(Dataset entries)

====

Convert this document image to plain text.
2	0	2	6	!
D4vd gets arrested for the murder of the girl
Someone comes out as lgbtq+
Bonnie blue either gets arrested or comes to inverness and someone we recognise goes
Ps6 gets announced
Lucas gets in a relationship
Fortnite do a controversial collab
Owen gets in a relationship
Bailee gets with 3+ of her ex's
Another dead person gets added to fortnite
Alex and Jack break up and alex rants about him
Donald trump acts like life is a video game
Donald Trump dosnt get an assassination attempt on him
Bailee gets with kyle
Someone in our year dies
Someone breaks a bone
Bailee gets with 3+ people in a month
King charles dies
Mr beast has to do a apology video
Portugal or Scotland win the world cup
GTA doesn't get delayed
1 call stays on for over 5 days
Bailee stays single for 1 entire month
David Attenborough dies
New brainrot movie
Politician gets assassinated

====

§ **Problem to solve**
Find the lines containing "comes" and pull them out.

§ **Worked answer**
Someone comes out as lgbtq+
Bonnie blue either gets arrested or comes to inverness and someone we recognise goes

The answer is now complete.